* THE PROBLEM *
Find every line containing the word "Николы" and report the count, nothing more.

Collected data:
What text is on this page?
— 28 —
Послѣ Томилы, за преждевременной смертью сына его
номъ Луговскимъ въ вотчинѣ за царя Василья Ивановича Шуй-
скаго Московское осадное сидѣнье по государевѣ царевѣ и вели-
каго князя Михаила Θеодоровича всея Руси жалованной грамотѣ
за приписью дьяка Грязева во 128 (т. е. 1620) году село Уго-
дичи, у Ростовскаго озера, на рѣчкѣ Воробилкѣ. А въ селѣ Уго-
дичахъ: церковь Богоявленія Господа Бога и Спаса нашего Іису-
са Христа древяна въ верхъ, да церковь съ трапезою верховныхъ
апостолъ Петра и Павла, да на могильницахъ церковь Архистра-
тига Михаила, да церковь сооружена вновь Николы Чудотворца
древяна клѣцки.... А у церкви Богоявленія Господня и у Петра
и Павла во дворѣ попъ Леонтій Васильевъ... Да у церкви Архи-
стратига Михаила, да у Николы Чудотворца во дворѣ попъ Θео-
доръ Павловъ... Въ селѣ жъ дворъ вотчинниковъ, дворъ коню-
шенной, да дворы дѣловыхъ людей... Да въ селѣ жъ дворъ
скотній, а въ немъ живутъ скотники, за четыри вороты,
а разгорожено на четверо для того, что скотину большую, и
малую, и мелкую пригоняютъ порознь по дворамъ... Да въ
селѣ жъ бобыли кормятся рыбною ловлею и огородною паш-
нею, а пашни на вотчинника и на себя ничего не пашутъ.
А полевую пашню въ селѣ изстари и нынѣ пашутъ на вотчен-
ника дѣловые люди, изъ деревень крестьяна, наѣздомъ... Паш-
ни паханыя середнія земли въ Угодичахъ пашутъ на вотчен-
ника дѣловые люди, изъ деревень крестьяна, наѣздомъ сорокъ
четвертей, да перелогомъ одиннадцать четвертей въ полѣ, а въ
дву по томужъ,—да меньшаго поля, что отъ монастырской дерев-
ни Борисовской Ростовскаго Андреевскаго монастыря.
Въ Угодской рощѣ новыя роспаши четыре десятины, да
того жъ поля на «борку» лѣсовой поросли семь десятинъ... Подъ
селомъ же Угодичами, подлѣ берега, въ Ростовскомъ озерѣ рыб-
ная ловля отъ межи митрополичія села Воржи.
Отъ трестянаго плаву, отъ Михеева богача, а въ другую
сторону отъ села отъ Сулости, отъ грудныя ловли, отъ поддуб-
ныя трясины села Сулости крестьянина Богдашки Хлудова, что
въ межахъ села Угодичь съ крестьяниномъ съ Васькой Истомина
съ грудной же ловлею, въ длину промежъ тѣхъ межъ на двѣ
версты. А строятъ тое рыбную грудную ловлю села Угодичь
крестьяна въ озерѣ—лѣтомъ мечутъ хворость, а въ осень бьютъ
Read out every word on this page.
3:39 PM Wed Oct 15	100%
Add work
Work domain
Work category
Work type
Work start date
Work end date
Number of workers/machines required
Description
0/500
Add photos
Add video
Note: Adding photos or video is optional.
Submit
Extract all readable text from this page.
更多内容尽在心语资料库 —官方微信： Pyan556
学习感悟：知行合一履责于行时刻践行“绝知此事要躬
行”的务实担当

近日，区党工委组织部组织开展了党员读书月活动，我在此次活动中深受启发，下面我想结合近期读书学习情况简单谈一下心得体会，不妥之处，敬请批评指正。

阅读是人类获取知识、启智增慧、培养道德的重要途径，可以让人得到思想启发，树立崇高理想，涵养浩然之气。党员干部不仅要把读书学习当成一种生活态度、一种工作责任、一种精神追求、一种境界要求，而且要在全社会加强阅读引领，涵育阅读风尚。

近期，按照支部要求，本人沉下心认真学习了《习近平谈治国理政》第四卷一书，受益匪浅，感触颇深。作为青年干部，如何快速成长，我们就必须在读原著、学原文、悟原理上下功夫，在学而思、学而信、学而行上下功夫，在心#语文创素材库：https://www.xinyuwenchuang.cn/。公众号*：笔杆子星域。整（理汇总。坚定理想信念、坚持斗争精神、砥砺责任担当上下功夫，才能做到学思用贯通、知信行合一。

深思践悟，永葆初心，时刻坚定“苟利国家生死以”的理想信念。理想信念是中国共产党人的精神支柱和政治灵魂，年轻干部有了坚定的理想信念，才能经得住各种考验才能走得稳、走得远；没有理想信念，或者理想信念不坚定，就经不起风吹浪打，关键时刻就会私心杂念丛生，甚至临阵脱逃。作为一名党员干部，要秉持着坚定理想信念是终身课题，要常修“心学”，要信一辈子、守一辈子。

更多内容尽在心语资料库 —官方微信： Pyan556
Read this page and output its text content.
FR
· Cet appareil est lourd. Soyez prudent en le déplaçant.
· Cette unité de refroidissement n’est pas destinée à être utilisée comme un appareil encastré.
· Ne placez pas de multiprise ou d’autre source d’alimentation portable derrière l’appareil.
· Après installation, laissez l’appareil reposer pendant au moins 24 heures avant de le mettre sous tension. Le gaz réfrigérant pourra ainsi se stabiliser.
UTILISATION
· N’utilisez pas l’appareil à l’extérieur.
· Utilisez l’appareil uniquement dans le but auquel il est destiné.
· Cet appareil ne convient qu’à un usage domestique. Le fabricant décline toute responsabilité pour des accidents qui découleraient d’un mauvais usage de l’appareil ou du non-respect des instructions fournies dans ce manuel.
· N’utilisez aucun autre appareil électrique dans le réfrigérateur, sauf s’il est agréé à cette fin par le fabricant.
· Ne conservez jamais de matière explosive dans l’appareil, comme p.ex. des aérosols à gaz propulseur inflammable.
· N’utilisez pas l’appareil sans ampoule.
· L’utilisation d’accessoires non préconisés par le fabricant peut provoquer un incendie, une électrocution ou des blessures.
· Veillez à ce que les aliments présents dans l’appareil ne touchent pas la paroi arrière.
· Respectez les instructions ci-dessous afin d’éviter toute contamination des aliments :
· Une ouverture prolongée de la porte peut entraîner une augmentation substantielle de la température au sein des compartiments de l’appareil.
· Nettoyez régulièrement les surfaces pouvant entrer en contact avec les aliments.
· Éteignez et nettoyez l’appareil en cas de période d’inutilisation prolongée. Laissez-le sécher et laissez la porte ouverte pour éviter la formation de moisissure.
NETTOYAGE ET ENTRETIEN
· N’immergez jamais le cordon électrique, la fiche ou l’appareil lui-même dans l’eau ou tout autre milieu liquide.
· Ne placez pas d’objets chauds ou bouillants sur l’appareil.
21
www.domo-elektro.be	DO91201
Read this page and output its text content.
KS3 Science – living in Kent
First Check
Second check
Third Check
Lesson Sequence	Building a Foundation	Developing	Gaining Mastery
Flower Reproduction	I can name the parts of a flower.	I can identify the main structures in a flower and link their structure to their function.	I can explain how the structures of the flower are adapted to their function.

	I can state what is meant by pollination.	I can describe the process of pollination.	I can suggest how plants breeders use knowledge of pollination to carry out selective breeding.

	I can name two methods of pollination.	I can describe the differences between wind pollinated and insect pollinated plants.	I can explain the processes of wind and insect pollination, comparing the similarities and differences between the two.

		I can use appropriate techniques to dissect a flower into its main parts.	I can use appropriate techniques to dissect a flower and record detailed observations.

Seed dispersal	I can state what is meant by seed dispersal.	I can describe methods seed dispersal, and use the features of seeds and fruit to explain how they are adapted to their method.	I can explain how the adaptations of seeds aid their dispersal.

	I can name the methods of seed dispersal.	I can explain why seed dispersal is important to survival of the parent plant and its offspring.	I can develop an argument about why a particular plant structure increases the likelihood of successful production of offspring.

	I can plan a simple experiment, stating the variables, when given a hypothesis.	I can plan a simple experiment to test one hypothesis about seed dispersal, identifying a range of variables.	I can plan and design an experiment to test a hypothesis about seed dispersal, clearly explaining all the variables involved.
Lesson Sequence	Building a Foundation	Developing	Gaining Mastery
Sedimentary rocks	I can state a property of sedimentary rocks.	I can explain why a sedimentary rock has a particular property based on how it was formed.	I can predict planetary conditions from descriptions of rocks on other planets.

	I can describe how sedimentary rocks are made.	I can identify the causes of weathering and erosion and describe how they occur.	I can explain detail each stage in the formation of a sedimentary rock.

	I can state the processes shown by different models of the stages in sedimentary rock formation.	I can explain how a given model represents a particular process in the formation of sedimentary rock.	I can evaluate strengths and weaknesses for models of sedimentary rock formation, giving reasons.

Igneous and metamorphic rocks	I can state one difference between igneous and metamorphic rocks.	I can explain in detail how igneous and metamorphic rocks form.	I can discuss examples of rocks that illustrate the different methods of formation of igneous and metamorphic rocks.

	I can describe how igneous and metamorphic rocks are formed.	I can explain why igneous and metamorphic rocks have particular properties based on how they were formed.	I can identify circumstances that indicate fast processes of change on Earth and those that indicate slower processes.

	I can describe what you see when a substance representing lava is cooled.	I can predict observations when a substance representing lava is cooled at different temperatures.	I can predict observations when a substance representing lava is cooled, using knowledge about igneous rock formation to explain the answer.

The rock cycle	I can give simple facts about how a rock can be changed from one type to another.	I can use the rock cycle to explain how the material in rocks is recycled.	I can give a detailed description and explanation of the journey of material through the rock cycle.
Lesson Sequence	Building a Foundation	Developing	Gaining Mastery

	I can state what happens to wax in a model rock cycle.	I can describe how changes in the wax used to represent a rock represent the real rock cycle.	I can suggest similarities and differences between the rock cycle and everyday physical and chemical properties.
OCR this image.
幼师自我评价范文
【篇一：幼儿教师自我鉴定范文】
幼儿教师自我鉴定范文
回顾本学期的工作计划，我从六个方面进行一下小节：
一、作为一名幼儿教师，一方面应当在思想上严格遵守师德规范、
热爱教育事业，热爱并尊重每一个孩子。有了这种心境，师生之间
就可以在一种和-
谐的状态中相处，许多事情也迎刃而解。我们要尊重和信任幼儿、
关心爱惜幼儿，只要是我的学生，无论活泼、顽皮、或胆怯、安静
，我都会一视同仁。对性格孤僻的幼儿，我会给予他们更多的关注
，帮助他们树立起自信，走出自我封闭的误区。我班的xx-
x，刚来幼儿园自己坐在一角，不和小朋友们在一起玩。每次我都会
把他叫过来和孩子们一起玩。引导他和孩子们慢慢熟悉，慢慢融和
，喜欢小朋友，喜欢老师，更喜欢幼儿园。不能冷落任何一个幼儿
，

* FULL SOLUTION *
2